Task statement:
Extract the records below word for word and ignore the images.

Provided data:

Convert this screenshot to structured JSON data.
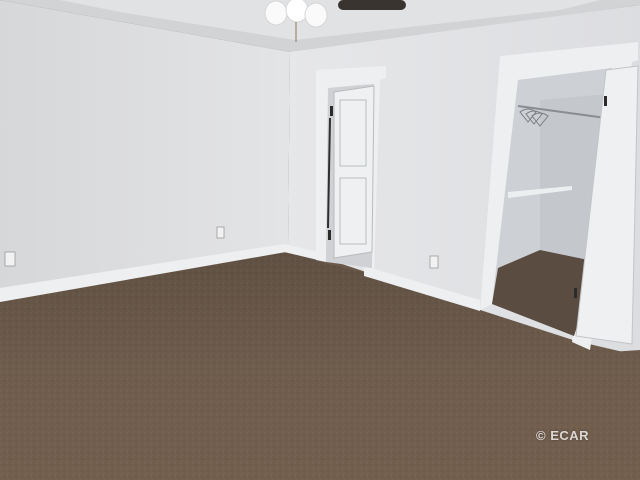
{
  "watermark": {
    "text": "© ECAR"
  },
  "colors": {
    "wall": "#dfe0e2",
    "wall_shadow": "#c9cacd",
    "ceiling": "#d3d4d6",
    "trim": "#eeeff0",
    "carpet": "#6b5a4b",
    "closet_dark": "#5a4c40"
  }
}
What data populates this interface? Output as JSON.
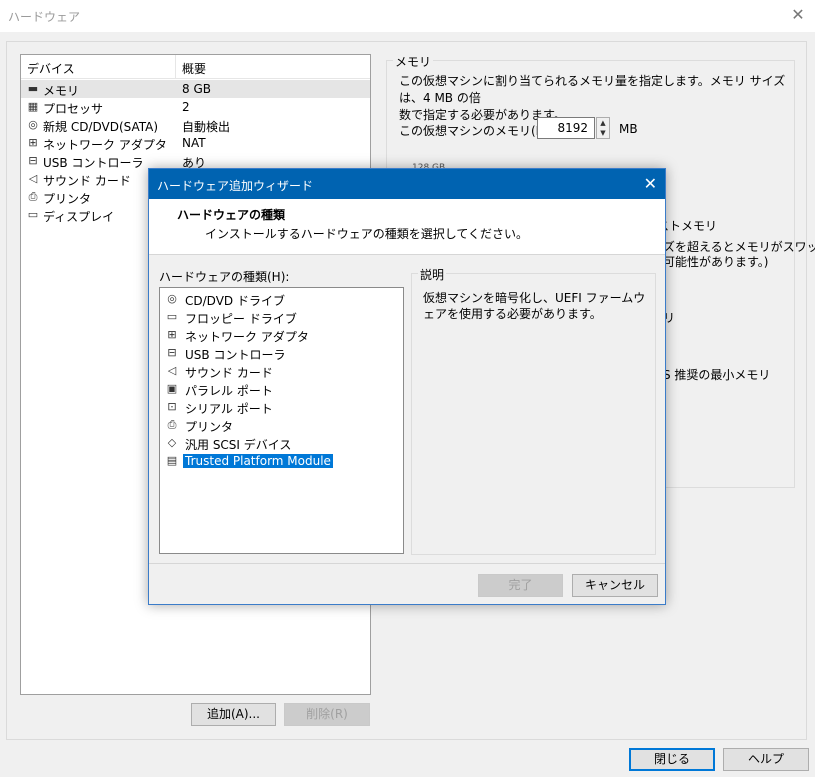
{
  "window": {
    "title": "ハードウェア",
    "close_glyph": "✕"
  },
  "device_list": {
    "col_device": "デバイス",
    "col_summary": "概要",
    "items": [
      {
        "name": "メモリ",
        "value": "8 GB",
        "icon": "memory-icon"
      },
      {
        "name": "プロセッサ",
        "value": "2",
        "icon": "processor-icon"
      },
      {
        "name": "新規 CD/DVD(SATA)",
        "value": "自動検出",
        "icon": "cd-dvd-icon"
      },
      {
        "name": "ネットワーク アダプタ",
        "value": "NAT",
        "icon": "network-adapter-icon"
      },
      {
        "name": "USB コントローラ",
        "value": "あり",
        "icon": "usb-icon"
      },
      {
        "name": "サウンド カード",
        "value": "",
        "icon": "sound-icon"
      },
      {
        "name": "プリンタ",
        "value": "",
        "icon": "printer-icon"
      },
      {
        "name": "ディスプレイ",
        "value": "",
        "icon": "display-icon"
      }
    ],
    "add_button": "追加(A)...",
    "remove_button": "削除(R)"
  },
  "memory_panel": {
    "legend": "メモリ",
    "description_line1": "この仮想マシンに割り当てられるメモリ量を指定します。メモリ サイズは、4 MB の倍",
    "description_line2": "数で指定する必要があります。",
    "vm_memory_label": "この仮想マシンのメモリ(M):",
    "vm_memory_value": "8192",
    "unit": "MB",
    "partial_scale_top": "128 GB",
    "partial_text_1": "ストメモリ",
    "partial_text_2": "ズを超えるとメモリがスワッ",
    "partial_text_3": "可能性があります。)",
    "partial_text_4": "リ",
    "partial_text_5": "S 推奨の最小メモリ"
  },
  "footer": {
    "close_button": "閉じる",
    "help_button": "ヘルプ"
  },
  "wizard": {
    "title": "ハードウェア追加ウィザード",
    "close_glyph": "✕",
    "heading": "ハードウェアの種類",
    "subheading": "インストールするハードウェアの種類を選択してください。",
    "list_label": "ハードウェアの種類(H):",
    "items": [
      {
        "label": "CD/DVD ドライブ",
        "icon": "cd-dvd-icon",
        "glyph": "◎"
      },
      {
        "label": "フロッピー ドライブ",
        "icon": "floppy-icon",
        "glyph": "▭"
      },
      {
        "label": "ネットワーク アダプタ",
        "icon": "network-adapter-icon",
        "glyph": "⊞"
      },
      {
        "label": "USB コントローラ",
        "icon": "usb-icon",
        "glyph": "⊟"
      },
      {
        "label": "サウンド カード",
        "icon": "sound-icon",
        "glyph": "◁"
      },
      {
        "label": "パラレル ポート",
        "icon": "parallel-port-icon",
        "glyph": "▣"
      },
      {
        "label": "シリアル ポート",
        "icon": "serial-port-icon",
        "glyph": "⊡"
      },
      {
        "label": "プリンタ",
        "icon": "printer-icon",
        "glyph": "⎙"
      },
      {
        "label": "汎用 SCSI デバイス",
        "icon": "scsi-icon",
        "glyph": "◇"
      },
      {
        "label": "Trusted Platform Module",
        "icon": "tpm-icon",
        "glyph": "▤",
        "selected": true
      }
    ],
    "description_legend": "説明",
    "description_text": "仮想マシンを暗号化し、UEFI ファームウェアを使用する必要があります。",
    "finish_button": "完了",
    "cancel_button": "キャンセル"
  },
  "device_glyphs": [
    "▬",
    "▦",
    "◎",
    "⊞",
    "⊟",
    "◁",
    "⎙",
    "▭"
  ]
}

Exercise answer:
Convert this screenshot to structured JSON data.
{
  "watermark": {
    "text": "© ECAR"
  },
  "colors": {
    "wall": "#dfe0e2",
    "wall_shadow": "#c9cacd",
    "ceiling": "#d3d4d6",
    "trim": "#eeeff0",
    "carpet": "#6b5a4b",
    "closet_dark": "#5a4c40"
  }
}
What data populates this interface? Output as JSON.
{
  "window": {
    "title": "ハードウェア",
    "close_glyph": "✕"
  },
  "device_list": {
    "col_device": "デバイス",
    "col_summary": "概要",
    "items": [
      {
        "name": "メモリ",
        "value": "8 GB",
        "icon": "memory-icon"
      },
      {
        "name": "プロセッサ",
        "value": "2",
        "icon": "processor-icon"
      },
      {
        "name": "新規 CD/DVD(SATA)",
        "value": "自動検出",
        "icon": "cd-dvd-icon"
      },
      {
        "name": "ネットワーク アダプタ",
        "value": "NAT",
        "icon": "network-adapter-icon"
      },
      {
        "name": "USB コントローラ",
        "value": "あり",
        "icon": "usb-icon"
      },
      {
        "name": "サウンド カード",
        "value": "",
        "icon": "sound-icon"
      },
      {
        "name": "プリンタ",
        "value": "",
        "icon": "printer-icon"
      },
      {
        "name": "ディスプレイ",
        "value": "",
        "icon": "display-icon"
      }
    ],
    "add_button": "追加(A)...",
    "remove_button": "削除(R)"
  },
  "memory_panel": {
    "legend": "メモリ",
    "description_line1": "この仮想マシンに割り当てられるメモリ量を指定します。メモリ サイズは、4 MB の倍",
    "description_line2": "数で指定する必要があります。",
    "vm_memory_label": "この仮想マシンのメモリ(M):",
    "vm_memory_value": "8192",
    "unit": "MB",
    "partial_scale_top": "128 GB",
    "partial_text_1": "ストメモリ",
    "partial_text_2": "ズを超えるとメモリがスワッ",
    "partial_text_3": "可能性があります。)",
    "partial_text_4": "リ",
    "partial_text_5": "S 推奨の最小メモリ"
  },
  "footer": {
    "close_button": "閉じる",
    "help_button": "ヘルプ"
  },
  "wizard": {
    "title": "ハードウェア追加ウィザード",
    "close_glyph": "✕",
    "heading": "ハードウェアの種類",
    "subheading": "インストールするハードウェアの種類を選択してください。",
    "list_label": "ハードウェアの種類(H):",
    "items": [
      {
        "label": "CD/DVD ドライブ",
        "icon": "cd-dvd-icon",
        "glyph": "◎"
      },
      {
        "label": "フロッピー ドライブ",
        "icon": "floppy-icon",
        "glyph": "▭"
      },
      {
        "label": "ネットワーク アダプタ",
        "icon": "network-adapter-icon",
        "glyph": "⊞"
      },
      {
        "label": "USB コントローラ",
        "icon": "usb-icon",
        "glyph": "⊟"
      },
      {
        "label": "サウンド カード",
        "icon": "sound-icon",
        "glyph": "◁"
      },
      {
        "label": "パラレル ポート",
        "icon": "parallel-port-icon",
        "glyph": "▣"
      },
      {
        "label": "シリアル ポート",
        "icon": "serial-port-icon",
        "glyph": "⊡"
      },
      {
        "label": "プリンタ",
        "icon": "printer-icon",
        "glyph": "⎙"
      },
      {
        "label": "汎用 SCSI デバイス",
        "icon": "scsi-icon",
        "glyph": "◇"
      },
      {
        "label": "Trusted Platform Module",
        "icon": "tpm-icon",
        "glyph": "▤",
        "selected": true
      }
    ],
    "description_legend": "説明",
    "description_text": "仮想マシンを暗号化し、UEFI ファームウェアを使用する必要があります。",
    "finish_button": "完了",
    "cancel_button": "キャンセル"
  },
  "device_glyphs": [
    "▬",
    "▦",
    "◎",
    "⊞",
    "⊟",
    "◁",
    "⎙",
    "▭"
  ]
}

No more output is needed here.